> **MATERIAL FOR THIS TASK**:

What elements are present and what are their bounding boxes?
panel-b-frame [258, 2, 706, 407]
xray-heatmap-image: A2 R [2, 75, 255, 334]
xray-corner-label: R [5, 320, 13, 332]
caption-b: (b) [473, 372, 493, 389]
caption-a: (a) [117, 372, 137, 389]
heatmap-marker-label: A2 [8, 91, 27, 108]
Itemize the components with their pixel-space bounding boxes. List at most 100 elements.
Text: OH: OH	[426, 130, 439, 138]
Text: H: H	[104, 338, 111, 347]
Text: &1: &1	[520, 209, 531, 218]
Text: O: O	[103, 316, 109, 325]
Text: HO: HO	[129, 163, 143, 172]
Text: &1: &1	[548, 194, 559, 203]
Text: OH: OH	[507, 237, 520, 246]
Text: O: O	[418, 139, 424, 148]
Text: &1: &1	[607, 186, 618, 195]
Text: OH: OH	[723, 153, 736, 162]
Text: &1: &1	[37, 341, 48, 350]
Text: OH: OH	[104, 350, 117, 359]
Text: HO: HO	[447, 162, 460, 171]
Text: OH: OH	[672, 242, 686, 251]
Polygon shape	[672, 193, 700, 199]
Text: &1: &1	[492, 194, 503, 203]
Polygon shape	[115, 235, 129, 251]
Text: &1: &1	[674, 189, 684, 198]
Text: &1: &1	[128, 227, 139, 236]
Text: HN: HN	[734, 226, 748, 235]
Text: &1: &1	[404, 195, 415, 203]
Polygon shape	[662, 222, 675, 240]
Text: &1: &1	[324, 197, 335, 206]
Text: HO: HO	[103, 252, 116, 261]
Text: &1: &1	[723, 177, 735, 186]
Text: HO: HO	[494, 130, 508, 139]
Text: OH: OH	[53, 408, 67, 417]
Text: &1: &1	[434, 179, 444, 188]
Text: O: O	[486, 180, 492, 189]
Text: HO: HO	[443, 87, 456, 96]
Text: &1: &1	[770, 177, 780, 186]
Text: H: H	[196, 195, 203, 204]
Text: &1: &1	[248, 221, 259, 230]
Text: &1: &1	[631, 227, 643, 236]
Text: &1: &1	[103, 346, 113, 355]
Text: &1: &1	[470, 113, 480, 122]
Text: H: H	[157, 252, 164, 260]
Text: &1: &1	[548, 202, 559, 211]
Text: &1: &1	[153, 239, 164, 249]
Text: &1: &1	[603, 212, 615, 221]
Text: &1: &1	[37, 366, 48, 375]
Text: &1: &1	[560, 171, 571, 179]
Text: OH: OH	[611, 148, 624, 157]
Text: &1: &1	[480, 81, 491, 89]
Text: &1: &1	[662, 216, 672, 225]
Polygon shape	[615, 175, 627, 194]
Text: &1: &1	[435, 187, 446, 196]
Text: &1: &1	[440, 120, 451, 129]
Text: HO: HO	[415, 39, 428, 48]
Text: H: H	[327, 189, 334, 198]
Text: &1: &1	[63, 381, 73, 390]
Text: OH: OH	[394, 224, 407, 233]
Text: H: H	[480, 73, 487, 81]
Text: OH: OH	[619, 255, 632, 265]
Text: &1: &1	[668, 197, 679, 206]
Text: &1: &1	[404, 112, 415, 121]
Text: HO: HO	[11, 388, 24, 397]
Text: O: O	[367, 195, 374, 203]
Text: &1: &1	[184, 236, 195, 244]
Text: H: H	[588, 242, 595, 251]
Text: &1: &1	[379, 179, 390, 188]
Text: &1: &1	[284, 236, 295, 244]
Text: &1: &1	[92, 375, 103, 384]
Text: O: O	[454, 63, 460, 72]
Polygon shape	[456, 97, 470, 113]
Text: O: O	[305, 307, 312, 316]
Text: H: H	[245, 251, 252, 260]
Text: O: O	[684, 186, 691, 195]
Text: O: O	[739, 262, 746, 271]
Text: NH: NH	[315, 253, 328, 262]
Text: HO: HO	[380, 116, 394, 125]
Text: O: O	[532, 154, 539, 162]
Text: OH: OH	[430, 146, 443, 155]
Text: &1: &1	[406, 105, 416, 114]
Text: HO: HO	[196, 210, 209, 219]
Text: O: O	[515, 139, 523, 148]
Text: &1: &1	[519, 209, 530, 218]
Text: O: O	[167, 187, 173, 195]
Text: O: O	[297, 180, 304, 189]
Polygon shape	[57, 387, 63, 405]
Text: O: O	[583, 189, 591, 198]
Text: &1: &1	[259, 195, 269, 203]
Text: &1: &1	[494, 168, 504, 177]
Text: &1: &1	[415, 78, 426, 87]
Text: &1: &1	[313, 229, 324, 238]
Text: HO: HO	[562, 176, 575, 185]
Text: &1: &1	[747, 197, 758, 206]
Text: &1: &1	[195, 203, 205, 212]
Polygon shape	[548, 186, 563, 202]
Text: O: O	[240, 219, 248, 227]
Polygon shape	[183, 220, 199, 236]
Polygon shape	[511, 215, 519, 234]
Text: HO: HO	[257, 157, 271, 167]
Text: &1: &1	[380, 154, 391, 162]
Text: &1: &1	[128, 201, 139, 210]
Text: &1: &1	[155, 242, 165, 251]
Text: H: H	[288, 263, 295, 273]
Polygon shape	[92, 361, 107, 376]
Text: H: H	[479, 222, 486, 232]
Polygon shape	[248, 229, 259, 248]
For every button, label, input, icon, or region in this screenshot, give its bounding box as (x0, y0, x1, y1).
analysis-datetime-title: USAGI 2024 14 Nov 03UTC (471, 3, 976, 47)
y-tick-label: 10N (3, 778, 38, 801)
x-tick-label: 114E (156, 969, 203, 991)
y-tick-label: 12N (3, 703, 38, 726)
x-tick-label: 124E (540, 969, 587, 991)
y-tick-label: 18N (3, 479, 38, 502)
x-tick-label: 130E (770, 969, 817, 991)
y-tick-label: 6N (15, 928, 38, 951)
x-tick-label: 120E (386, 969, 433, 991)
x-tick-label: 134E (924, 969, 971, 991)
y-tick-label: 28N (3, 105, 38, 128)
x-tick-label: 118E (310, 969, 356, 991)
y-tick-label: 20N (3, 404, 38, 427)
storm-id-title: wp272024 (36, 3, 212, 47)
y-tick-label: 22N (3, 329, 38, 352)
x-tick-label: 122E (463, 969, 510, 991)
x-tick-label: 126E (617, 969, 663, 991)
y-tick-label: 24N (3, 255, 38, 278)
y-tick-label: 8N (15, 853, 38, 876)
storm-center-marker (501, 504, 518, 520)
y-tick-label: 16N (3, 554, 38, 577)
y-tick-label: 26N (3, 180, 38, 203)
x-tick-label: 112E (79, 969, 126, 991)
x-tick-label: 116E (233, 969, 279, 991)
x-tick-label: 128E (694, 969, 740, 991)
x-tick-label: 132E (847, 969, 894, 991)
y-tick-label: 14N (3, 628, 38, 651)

> **GOAL OF THE EXERCISE**:
Copy out the records word for word, from the first line down to and including the line that contains "194, 559, 203]".

> **EXERCISE ANSWER**:
What elements are present and what are their bounding boxes?
panel-b-frame [258, 2, 706, 407]
xray-heatmap-image: A2 R [2, 75, 255, 334]
xray-corner-label: R [5, 320, 13, 332]
caption-b: (b) [473, 372, 493, 389]
caption-a: (a) [117, 372, 137, 389]
heatmap-marker-label: A2 [8, 91, 27, 108]
Itemize the components with their pixel-space bounding boxes. List at most 100 elements.
Text: OH: OH	[426, 130, 439, 138]
Text: H: H	[104, 338, 111, 347]
Text: &1: &1	[520, 209, 531, 218]
Text: O: O	[103, 316, 109, 325]
Text: HO: HO	[129, 163, 143, 172]
Text: &1: &1	[548, 194, 559, 203]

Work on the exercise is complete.